**Task to carry out**: Output every record below exactly as it appears.

----- Provided records

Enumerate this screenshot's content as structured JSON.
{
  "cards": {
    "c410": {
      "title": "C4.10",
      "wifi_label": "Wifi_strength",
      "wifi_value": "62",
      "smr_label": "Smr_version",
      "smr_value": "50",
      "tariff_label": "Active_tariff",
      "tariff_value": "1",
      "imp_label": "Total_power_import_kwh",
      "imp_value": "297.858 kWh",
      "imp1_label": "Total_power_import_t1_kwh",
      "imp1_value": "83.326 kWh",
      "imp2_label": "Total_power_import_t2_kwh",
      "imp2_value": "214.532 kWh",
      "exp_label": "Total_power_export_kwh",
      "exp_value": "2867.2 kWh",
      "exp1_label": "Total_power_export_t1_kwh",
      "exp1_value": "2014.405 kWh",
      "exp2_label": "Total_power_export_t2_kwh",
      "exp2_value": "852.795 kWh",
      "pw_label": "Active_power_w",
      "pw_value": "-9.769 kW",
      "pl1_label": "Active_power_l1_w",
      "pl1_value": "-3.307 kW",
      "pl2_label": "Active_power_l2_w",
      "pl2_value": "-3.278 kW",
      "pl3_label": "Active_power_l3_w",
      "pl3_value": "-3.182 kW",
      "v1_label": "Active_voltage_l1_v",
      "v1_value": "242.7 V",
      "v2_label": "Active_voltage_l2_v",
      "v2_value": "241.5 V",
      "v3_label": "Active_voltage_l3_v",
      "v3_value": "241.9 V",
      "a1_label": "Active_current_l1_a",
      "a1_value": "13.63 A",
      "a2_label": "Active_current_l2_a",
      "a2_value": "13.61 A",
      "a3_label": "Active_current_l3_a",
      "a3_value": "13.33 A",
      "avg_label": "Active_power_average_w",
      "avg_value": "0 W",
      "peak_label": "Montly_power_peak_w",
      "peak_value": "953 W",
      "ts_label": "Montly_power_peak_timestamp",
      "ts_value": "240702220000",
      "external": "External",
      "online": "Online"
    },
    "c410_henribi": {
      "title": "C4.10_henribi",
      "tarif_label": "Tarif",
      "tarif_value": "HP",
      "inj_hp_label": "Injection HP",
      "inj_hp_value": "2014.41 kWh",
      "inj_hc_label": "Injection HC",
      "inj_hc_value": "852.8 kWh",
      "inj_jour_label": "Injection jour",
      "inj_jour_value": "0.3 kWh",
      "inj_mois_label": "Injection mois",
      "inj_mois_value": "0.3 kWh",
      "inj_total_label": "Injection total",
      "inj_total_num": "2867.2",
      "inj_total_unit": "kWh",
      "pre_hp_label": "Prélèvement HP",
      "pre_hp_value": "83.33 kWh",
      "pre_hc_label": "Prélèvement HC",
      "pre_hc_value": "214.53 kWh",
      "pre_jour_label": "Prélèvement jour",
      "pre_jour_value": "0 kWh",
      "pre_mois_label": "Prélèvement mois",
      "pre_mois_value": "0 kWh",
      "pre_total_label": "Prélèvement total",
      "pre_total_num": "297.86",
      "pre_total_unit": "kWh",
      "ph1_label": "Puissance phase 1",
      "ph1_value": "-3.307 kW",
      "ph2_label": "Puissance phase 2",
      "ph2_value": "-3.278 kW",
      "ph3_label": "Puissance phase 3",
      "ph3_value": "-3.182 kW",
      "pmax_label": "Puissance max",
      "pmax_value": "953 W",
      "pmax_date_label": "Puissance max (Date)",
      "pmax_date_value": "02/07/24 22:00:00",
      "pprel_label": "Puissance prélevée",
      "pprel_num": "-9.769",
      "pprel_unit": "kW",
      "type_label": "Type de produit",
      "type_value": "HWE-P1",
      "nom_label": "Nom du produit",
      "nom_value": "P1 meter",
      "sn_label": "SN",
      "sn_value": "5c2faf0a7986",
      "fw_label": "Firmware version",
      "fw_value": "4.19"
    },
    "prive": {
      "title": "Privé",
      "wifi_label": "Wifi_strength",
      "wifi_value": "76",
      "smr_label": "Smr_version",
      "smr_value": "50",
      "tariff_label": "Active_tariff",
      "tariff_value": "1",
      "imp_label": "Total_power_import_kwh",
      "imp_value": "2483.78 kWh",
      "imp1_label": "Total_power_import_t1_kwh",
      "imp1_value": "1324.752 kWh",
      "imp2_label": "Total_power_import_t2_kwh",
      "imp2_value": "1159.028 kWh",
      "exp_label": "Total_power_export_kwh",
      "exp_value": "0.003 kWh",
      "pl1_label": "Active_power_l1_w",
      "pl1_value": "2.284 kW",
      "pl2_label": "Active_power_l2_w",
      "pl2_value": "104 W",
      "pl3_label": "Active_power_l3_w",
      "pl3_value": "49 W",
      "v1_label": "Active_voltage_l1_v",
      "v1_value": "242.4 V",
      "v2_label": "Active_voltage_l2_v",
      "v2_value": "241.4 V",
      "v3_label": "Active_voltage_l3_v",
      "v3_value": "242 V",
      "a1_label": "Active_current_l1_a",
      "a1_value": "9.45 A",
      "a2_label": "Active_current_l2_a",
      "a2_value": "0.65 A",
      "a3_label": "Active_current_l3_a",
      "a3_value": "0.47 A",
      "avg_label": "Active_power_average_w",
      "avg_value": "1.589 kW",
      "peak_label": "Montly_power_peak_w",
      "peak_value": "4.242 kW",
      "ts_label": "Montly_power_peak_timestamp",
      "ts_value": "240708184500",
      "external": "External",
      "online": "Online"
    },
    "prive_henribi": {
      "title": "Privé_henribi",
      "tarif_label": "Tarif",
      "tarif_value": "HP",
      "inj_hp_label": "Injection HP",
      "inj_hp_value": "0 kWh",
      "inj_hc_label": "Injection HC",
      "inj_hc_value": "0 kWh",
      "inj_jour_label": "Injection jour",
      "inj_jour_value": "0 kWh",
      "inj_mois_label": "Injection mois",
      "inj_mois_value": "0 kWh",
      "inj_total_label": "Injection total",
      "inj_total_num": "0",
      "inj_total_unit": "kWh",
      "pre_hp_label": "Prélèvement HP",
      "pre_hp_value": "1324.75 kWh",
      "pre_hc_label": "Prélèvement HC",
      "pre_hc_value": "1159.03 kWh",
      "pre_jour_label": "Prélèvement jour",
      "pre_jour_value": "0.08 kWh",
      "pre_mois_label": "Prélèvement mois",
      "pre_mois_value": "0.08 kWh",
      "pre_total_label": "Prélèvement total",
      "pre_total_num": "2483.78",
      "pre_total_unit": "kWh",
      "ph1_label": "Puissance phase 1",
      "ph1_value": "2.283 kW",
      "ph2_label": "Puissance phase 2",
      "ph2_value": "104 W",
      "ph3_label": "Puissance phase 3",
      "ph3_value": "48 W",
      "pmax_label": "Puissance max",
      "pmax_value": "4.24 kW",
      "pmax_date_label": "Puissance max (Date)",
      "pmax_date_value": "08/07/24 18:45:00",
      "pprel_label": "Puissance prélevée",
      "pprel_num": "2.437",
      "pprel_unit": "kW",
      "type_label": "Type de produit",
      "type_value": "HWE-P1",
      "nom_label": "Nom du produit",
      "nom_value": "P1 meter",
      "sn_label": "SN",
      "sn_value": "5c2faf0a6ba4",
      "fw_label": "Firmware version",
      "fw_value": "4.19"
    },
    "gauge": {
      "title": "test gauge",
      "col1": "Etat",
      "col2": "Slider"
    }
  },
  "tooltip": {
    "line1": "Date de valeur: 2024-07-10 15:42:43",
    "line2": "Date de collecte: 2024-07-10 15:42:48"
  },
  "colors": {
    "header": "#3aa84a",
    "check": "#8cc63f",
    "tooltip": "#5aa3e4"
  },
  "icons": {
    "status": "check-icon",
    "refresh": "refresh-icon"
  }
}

----------

**Exercise solution**:
Enumerate this screenshot's content as structured JSON.
{
  "cards": {
    "c410": {
      "title": "C4.10",
      "wifi_label": "Wifi_strength",
      "wifi_value": "62",
      "smr_label": "Smr_version",
      "smr_value": "50",
      "tariff_label": "Active_tariff",
      "tariff_value": "1",
      "imp_label": "Total_power_import_kwh",
      "imp_value": "297.858 kWh",
      "imp1_label": "Total_power_import_t1_kwh",
      "imp1_value": "83.326 kWh",
      "imp2_label": "Total_power_import_t2_kwh",
      "imp2_value": "214.532 kWh",
      "exp_label": "Total_power_export_kwh",
      "exp_value": "2867.2 kWh",
      "exp1_label": "Total_power_export_t1_kwh",
      "exp1_value": "2014.405 kWh",
      "exp2_label": "Total_power_export_t2_kwh",
      "exp2_value": "852.795 kWh",
      "pw_label": "Active_power_w",
      "pw_value": "-9.769 kW",
      "pl1_label": "Active_power_l1_w",
      "pl1_value": "-3.307 kW",
      "pl2_label": "Active_power_l2_w",
      "pl2_value": "-3.278 kW",
      "pl3_label": "Active_power_l3_w",
      "pl3_value": "-3.182 kW",
      "v1_label": "Active_voltage_l1_v",
      "v1_value": "242.7 V",
      "v2_label": "Active_voltage_l2_v",
      "v2_value": "241.5 V",
      "v3_label": "Active_voltage_l3_v",
      "v3_value": "241.9 V",
      "a1_label": "Active_current_l1_a",
      "a1_value": "13.63 A",
      "a2_label": "Active_current_l2_a",
      "a2_value": "13.61 A",
      "a3_label": "Active_current_l3_a",
      "a3_value": "13.33 A",
      "avg_label": "Active_power_average_w",
      "avg_value": "0 W",
      "peak_label": "Montly_power_peak_w",
      "peak_value": "953 W",
      "ts_label": "Montly_power_peak_timestamp",
      "ts_value": "240702220000",
      "external": "External",
      "online": "Online"
    },
    "c410_henribi": {
      "title": "C4.10_henribi",
      "tarif_label": "Tarif",
      "tarif_value": "HP",
      "inj_hp_label": "Injection HP",
      "inj_hp_value": "2014.41 kWh",
      "inj_hc_label": "Injection HC",
      "inj_hc_value": "852.8 kWh",
      "inj_jour_label": "Injection jour",
      "inj_jour_value": "0.3 kWh",
      "inj_mois_label": "Injection mois",
      "inj_mois_value": "0.3 kWh",
      "inj_total_label": "Injection total",
      "inj_total_num": "2867.2",
      "inj_total_unit": "kWh",
      "pre_hp_label": "Prélèvement HP",
      "pre_hp_value": "83.33 kWh",
      "pre_hc_label": "Prélèvement HC",
      "pre_hc_value": "214.53 kWh",
      "pre_jour_label": "Prélèvement jour",
      "pre_jour_value": "0 kWh",
      "pre_mois_label": "Prélèvement mois",
      "pre_mois_value": "0 kWh",
      "pre_total_label": "Prélèvement total",
      "pre_total_num": "297.86",
      "pre_total_unit": "kWh",
      "ph1_label": "Puissance phase 1",
      "ph1_value": "-3.307 kW",
      "ph2_label": "Puissance phase 2",
      "ph2_value": "-3.278 kW",
      "ph3_label": "Puissance phase 3",
      "ph3_value": "-3.182 kW",
      "pmax_label": "Puissance max",
      "pmax_value": "953 W",
      "pmax_date_label": "Puissance max (Date)",
      "pmax_date_value": "02/07/24 22:00:00",
      "pprel_label": "Puissance prélevée",
      "pprel_num": "-9.769",
      "pprel_unit": "kW",
      "type_label": "Type de produit",
      "type_value": "HWE-P1",
      "nom_label": "Nom du produit",
      "nom_value": "P1 meter",
      "sn_label": "SN",
      "sn_value": "5c2faf0a7986",
      "fw_label": "Firmware version",
      "fw_value": "4.19"
    },
    "prive": {
      "title": "Privé",
      "wifi_label": "Wifi_strength",
      "wifi_value": "76",
      "smr_label": "Smr_version",
      "smr_value": "50",
      "tariff_label": "Active_tariff",
      "tariff_value": "1",
      "imp_label": "Total_power_import_kwh",
      "imp_value": "2483.78 kWh",
      "imp1_label": "Total_power_import_t1_kwh",
      "imp1_value": "1324.752 kWh",
      "imp2_label": "Total_power_import_t2_kwh",
      "imp2_value": "1159.028 kWh",
      "exp_label": "Total_power_export_kwh",
      "exp_value": "0.003 kWh",
      "pl1_label": "Active_power_l1_w",
      "pl1_value": "2.284 kW",
      "pl2_label": "Active_power_l2_w",
      "pl2_value": "104 W",
      "pl3_label": "Active_power_l3_w",
      "pl3_value": "49 W",
      "v1_label": "Active_voltage_l1_v",
      "v1_value": "242.4 V",
      "v2_label": "Active_voltage_l2_v",
      "v2_value": "241.4 V",
      "v3_label": "Active_voltage_l3_v",
      "v3_value": "242 V",
      "a1_label": "Active_current_l1_a",
      "a1_value": "9.45 A",
      "a2_label": "Active_current_l2_a",
      "a2_value": "0.65 A",
      "a3_label": "Active_current_l3_a",
      "a3_value": "0.47 A",
      "avg_label": "Active_power_average_w",
      "avg_value": "1.589 kW",
      "peak_label": "Montly_power_peak_w",
      "peak_value": "4.242 kW",
      "ts_label": "Montly_power_peak_timestamp",
      "ts_value": "240708184500",
      "external": "External",
      "online": "Online"
    },
    "prive_henribi": {
      "title": "Privé_henribi",
      "tarif_label": "Tarif",
      "tarif_value": "HP",
      "inj_hp_label": "Injection HP",
      "inj_hp_value": "0 kWh",
      "inj_hc_label": "Injection HC",
      "inj_hc_value": "0 kWh",
      "inj_jour_label": "Injection jour",
      "inj_jour_value": "0 kWh",
      "inj_mois_label": "Injection mois",
      "inj_mois_value": "0 kWh",
      "inj_total_label": "Injection total",
      "inj_total_num": "0",
      "inj_total_unit": "kWh",
      "pre_hp_label": "Prélèvement HP",
      "pre_hp_value": "1324.75 kWh",
      "pre_hc_label": "Prélèvement HC",
      "pre_hc_value": "1159.03 kWh",
      "pre_jour_label": "Prélèvement jour",
      "pre_jour_value": "0.08 kWh",
      "pre_mois_label": "Prélèvement mois",
      "pre_mois_value": "0.08 kWh",
      "pre_total_label": "Prélèvement total",
      "pre_total_num": "2483.78",
      "pre_total_unit": "kWh",
      "ph1_label": "Puissance phase 1",
      "ph1_value": "2.283 kW",
      "ph2_label": "Puissance phase 2",
      "ph2_value": "104 W",
      "ph3_label": "Puissance phase 3",
      "ph3_value": "48 W",
      "pmax_label": "Puissance max",
      "pmax_value": "4.24 kW",
      "pmax_date_label": "Puissance max (Date)",
      "pmax_date_value": "08/07/24 18:45:00",
      "pprel_label": "Puissance prélevée",
      "pprel_num": "2.437",
      "pprel_unit": "kW",
      "type_label": "Type de produit",
      "type_value": "HWE-P1",
      "nom_label": "Nom du produit",
      "nom_value": "P1 meter",
      "sn_label": "SN",
      "sn_value": "5c2faf0a6ba4",
      "fw_label": "Firmware version",
      "fw_value": "4.19"
    },
    "gauge": {
      "title": "test gauge",
      "col1": "Etat",
      "col2": "Slider"
    }
  },
  "tooltip": {
    "line1": "Date de valeur: 2024-07-10 15:42:43",
    "line2": "Date de collecte: 2024-07-10 15:42:48"
  },
  "colors": {
    "header": "#3aa84a",
    "check": "#8cc63f",
    "tooltip": "#5aa3e4"
  },
  "icons": {
    "status": "check-icon",
    "refresh": "refresh-icon"
  }
}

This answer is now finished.